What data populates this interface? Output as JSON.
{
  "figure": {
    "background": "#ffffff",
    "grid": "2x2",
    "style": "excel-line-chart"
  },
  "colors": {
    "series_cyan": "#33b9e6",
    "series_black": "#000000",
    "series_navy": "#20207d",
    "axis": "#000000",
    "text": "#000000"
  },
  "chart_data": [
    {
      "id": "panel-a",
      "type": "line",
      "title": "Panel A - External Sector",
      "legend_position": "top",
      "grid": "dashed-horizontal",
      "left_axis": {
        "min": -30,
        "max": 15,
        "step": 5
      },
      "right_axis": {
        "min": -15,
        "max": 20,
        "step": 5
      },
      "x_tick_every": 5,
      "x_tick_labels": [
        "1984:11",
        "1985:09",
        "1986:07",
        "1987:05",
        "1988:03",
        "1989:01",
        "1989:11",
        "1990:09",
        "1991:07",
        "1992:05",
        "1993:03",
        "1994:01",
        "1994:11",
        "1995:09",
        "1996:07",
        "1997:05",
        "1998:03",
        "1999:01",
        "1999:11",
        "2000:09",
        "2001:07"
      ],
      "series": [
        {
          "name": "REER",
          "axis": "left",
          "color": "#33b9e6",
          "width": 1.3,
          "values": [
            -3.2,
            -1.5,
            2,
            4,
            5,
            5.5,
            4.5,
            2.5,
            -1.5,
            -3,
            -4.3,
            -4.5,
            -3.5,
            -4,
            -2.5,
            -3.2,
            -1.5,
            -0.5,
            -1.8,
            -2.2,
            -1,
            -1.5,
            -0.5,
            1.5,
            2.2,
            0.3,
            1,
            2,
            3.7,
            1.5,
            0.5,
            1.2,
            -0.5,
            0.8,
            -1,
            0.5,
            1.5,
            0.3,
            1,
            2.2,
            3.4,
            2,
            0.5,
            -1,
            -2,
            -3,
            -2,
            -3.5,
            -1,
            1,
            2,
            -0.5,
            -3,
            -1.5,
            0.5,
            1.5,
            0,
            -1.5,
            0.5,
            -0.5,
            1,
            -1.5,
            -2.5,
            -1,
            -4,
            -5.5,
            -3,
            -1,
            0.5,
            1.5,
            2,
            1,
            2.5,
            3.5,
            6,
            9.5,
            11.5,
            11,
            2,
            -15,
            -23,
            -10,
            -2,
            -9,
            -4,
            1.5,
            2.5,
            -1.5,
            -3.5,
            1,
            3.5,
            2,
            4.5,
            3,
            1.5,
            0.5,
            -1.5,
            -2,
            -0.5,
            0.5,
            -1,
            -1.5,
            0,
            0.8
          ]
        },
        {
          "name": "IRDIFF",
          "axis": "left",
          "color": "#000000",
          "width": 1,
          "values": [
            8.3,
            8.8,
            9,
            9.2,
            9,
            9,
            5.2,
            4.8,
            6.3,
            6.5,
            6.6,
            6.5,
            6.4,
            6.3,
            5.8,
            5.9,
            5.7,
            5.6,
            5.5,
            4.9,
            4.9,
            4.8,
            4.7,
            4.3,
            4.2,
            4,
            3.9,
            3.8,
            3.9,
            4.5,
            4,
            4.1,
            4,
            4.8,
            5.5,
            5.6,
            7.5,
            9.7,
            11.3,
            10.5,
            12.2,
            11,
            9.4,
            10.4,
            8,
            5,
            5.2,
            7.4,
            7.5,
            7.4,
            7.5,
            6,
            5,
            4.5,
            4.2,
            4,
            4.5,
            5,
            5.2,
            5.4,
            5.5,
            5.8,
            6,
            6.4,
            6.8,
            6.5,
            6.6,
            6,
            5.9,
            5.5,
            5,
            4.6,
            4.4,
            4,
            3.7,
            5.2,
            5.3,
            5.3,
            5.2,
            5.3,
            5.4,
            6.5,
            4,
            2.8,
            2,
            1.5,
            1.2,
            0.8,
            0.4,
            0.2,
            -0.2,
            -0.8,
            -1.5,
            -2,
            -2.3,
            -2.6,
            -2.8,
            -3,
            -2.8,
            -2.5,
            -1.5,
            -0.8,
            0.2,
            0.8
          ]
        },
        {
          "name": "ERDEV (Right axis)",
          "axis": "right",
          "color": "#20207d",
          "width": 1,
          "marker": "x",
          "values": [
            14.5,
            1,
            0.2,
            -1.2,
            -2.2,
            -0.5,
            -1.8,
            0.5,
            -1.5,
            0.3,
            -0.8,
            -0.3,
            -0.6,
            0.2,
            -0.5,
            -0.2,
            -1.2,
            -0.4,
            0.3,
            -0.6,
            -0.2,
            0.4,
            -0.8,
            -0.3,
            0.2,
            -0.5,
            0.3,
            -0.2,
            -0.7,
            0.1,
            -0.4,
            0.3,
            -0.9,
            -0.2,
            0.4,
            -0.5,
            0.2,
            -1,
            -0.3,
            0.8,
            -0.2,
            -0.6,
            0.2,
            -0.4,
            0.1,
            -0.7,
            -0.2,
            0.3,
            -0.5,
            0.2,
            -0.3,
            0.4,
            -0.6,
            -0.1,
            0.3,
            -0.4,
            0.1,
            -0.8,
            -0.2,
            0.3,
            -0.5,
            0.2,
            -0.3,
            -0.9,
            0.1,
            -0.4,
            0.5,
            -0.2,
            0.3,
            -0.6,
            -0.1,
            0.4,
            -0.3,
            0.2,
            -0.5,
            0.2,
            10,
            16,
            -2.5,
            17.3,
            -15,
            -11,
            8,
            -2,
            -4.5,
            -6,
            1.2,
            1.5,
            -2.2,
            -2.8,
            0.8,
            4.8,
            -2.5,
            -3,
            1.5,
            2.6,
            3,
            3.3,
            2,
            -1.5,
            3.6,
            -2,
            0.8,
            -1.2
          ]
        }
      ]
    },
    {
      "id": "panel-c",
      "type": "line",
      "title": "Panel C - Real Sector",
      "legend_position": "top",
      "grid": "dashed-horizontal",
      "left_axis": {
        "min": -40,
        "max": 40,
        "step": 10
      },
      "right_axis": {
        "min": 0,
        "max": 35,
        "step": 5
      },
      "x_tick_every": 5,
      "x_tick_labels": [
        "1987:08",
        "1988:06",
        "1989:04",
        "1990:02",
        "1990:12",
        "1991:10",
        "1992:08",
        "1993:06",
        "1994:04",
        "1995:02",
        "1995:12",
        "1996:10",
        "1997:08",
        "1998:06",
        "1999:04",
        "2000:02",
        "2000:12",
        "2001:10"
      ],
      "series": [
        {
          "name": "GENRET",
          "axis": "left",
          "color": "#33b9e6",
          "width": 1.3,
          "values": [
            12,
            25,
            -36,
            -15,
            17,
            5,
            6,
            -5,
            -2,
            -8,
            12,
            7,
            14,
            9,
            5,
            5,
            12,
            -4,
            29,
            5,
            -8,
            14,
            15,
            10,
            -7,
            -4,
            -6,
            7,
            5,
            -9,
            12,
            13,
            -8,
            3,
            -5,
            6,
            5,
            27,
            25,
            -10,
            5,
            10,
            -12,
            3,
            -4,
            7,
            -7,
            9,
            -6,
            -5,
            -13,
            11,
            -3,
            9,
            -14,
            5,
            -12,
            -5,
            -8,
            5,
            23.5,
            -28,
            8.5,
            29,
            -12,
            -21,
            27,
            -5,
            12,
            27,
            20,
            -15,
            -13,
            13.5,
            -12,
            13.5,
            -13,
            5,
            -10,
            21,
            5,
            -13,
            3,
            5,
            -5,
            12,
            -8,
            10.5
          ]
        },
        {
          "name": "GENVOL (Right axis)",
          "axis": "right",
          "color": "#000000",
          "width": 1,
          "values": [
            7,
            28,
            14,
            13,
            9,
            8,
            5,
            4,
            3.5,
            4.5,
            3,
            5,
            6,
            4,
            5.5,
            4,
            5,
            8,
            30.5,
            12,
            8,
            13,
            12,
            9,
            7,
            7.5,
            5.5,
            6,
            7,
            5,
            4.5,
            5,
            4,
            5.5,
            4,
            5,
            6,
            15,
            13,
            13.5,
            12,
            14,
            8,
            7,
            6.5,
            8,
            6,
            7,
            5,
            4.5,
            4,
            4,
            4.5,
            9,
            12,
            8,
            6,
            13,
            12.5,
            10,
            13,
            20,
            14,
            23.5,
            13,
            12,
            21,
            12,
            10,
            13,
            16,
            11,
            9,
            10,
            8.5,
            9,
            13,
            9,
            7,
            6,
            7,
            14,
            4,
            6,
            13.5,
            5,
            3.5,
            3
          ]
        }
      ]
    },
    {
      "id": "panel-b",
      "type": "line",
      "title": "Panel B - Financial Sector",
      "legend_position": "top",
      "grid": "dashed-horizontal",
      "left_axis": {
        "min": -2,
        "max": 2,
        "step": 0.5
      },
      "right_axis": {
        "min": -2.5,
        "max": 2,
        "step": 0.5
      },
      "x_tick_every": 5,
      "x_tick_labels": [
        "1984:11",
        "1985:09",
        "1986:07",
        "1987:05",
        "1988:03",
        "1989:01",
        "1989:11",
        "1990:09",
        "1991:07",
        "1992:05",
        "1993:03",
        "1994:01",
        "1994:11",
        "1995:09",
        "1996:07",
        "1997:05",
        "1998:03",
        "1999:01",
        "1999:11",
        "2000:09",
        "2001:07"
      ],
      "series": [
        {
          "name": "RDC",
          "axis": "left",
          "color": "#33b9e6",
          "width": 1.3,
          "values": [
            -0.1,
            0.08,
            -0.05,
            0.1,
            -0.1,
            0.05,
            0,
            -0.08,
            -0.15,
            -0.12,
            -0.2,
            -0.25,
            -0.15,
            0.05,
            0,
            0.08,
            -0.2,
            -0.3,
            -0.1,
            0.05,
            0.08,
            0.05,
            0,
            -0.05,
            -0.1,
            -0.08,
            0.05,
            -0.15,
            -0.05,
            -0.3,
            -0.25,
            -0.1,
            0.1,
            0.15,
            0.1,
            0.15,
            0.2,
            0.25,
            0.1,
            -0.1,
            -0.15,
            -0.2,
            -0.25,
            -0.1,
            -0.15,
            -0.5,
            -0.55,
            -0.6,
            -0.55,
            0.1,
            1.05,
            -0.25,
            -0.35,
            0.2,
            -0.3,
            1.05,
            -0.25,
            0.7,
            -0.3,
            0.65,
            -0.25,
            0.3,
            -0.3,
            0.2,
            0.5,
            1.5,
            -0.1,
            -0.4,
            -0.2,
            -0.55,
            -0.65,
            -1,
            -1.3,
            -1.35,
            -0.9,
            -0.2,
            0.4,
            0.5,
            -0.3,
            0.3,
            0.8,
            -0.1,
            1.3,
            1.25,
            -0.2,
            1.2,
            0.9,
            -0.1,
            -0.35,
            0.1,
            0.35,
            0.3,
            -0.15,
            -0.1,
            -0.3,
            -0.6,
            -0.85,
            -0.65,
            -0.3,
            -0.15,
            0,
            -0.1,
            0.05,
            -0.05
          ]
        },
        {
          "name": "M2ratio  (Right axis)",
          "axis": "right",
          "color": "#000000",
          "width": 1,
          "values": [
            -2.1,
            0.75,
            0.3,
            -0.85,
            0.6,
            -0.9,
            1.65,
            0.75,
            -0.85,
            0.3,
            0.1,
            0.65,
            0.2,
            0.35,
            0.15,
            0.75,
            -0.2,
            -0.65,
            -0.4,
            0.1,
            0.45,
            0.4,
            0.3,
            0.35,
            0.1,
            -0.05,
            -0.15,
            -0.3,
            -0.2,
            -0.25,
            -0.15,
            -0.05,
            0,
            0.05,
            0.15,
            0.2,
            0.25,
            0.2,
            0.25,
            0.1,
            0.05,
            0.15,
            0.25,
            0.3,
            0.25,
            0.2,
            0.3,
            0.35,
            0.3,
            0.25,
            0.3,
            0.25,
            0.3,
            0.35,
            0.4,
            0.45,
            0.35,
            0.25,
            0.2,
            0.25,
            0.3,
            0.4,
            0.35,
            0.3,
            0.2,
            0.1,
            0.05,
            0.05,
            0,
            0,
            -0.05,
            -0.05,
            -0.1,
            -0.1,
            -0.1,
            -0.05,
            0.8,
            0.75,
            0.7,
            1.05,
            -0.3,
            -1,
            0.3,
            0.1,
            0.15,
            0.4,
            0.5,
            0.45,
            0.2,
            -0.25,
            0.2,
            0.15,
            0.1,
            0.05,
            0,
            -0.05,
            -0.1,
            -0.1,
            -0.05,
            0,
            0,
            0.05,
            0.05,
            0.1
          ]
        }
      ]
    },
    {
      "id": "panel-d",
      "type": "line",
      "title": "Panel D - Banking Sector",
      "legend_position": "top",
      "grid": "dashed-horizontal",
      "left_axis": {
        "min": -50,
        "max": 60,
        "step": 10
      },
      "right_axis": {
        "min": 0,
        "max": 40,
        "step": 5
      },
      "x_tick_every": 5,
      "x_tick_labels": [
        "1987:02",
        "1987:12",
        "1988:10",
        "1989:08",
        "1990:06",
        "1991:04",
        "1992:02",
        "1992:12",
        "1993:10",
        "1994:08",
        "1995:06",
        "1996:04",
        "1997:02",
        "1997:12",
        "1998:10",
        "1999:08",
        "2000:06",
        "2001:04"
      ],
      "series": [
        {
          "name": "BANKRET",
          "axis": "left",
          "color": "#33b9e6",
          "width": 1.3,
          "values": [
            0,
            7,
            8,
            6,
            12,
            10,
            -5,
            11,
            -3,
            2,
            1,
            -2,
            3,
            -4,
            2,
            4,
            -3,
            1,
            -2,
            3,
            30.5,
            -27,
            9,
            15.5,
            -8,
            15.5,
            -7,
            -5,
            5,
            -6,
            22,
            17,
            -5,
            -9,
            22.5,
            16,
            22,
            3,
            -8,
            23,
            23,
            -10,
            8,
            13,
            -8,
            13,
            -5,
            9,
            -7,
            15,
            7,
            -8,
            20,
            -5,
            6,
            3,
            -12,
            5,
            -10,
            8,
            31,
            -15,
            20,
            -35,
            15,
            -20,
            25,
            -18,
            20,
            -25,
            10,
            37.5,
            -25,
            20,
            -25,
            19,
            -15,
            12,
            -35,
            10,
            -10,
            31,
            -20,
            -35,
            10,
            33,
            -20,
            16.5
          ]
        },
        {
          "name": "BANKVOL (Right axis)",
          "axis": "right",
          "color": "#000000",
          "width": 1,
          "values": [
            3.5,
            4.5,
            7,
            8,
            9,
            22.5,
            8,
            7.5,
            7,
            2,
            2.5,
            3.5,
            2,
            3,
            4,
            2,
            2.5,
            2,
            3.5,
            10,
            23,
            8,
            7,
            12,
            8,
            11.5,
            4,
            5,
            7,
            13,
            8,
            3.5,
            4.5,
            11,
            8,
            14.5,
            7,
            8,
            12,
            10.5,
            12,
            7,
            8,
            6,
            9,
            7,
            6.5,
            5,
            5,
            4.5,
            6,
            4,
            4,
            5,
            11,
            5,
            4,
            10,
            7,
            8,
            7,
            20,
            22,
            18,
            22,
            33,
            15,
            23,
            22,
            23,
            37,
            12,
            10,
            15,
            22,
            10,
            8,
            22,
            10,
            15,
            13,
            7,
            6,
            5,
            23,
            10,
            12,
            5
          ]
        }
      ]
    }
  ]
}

......

## Given task
Which lines of the data include "Sector"? Copy each of them.

## Solution to this task
      "title": "Panel A - External Sector",
      "title": "Panel C - Real Sector",
      "title": "Panel B - Financial Sector",
      "title": "Panel D - Banking Sector",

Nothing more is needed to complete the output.